● Record extracts
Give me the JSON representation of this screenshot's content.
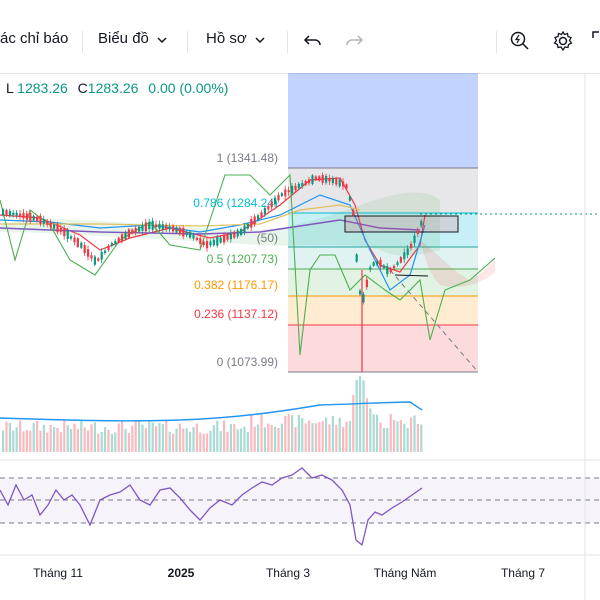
{
  "toolbar": {
    "indicators_label": "ác chỉ báo",
    "chart_label": "Biểu đồ",
    "profile_label": "Hồ sơ"
  },
  "ohlc": {
    "low_label": "L",
    "low_value": "1283.26",
    "close_label": "C",
    "close_value": "1283.26",
    "change": "0.00 (0.00%)"
  },
  "fib_levels": [
    {
      "ratio": "1",
      "value": "1341.48",
      "label": "1 (1341.48)",
      "color": "#787b86"
    },
    {
      "ratio": "0.786",
      "value": "1284.24",
      "label": "0.786 (1284.24)",
      "color": "#00bcd4"
    },
    {
      "ratio": "0.618",
      "value": "",
      "label": "",
      "color": "#787b86"
    },
    {
      "ratio": "0.5",
      "value": "1207.73",
      "label": "0.5 (1207.73)",
      "color": "#4caf50"
    },
    {
      "ratio": "0.382",
      "value": "1176.17",
      "label": "0.382 (1176.17)",
      "color": "#ff9800"
    },
    {
      "ratio": "0.236",
      "value": "1137.12",
      "label": "0.236 (1137.12)",
      "color": "#f23645"
    },
    {
      "ratio": "0",
      "value": "1073.99",
      "label": "0 (1073.99)",
      "color": "#787b86"
    }
  ],
  "partial_label": "(50)",
  "x_axis": [
    "Tháng 11",
    "2025",
    "Tháng 3",
    "Tháng Năm",
    "Tháng 7"
  ],
  "colors": {
    "up": "#089981",
    "down": "#f23645",
    "ichimoku_cloud_green": "#4caf50",
    "ichimoku_cloud_red": "#f23645",
    "volume_line": "#2196f3",
    "rsi_line": "#7e57c2",
    "forecast_box": "#2962ff"
  },
  "chart_data": {
    "type": "candlestick",
    "title": "",
    "fib_retracement": {
      "high": 1341.48,
      "low": 1073.99,
      "levels": [
        1,
        0.786,
        0.618,
        0.5,
        0.382,
        0.236,
        0
      ]
    },
    "last_close": 1283.26,
    "x_ticks": [
      "Tháng 11",
      "2025",
      "Tháng 3",
      "Tháng Năm",
      "Tháng 7"
    ],
    "panes": [
      "price",
      "volume",
      "rsi"
    ]
  }
}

● Aim
Make a word-for-word copy of the entries, without any pictures.

● Written solution
Give me the JSON representation of this screenshot's content.
{
  "toolbar": {
    "indicators_label": "ác chỉ báo",
    "chart_label": "Biểu đồ",
    "profile_label": "Hồ sơ"
  },
  "ohlc": {
    "low_label": "L",
    "low_value": "1283.26",
    "close_label": "C",
    "close_value": "1283.26",
    "change": "0.00 (0.00%)"
  },
  "fib_levels": [
    {
      "ratio": "1",
      "value": "1341.48",
      "label": "1 (1341.48)",
      "color": "#787b86"
    },
    {
      "ratio": "0.786",
      "value": "1284.24",
      "label": "0.786 (1284.24)",
      "color": "#00bcd4"
    },
    {
      "ratio": "0.618",
      "value": "",
      "label": "",
      "color": "#787b86"
    },
    {
      "ratio": "0.5",
      "value": "1207.73",
      "label": "0.5 (1207.73)",
      "color": "#4caf50"
    },
    {
      "ratio": "0.382",
      "value": "1176.17",
      "label": "0.382 (1176.17)",
      "color": "#ff9800"
    },
    {
      "ratio": "0.236",
      "value": "1137.12",
      "label": "0.236 (1137.12)",
      "color": "#f23645"
    },
    {
      "ratio": "0",
      "value": "1073.99",
      "label": "0 (1073.99)",
      "color": "#787b86"
    }
  ],
  "partial_label": "(50)",
  "x_axis": [
    "Tháng 11",
    "2025",
    "Tháng 3",
    "Tháng Năm",
    "Tháng 7"
  ],
  "colors": {
    "up": "#089981",
    "down": "#f23645",
    "ichimoku_cloud_green": "#4caf50",
    "ichimoku_cloud_red": "#f23645",
    "volume_line": "#2196f3",
    "rsi_line": "#7e57c2",
    "forecast_box": "#2962ff"
  },
  "chart_data": {
    "type": "candlestick",
    "title": "",
    "fib_retracement": {
      "high": 1341.48,
      "low": 1073.99,
      "levels": [
        1,
        0.786,
        0.618,
        0.5,
        0.382,
        0.236,
        0
      ]
    },
    "last_close": 1283.26,
    "x_ticks": [
      "Tháng 11",
      "2025",
      "Tháng 3",
      "Tháng Năm",
      "Tháng 7"
    ],
    "panes": [
      "price",
      "volume",
      "rsi"
    ]
  }
}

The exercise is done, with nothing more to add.